* [Exercise]: Work through the material below and count the lines holding the word "GSECTOR"; give that count and nothing more.
[start of Supplied records]
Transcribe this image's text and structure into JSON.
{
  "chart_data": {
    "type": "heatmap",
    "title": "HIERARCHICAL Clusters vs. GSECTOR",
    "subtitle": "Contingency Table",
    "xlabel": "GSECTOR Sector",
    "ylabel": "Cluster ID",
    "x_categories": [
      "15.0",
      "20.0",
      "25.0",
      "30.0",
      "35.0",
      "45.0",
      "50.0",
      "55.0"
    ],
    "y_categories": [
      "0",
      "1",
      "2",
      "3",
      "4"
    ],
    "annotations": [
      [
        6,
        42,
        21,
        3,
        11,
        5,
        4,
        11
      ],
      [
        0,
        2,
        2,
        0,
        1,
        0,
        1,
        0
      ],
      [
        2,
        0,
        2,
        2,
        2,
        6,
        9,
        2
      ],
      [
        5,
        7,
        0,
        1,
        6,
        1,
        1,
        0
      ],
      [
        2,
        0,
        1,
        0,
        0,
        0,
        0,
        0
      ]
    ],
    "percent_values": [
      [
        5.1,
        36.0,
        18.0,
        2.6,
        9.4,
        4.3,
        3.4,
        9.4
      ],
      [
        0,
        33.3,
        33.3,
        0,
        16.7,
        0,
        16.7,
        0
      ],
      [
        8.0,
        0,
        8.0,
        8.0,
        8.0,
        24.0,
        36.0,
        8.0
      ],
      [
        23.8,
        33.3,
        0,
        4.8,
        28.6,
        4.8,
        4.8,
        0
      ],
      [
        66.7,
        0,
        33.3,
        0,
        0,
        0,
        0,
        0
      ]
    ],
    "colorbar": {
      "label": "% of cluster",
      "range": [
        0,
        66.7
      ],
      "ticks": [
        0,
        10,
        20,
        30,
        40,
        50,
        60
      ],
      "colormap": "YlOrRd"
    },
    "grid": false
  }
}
[end of Supplied records]
* [Complete answer]: 2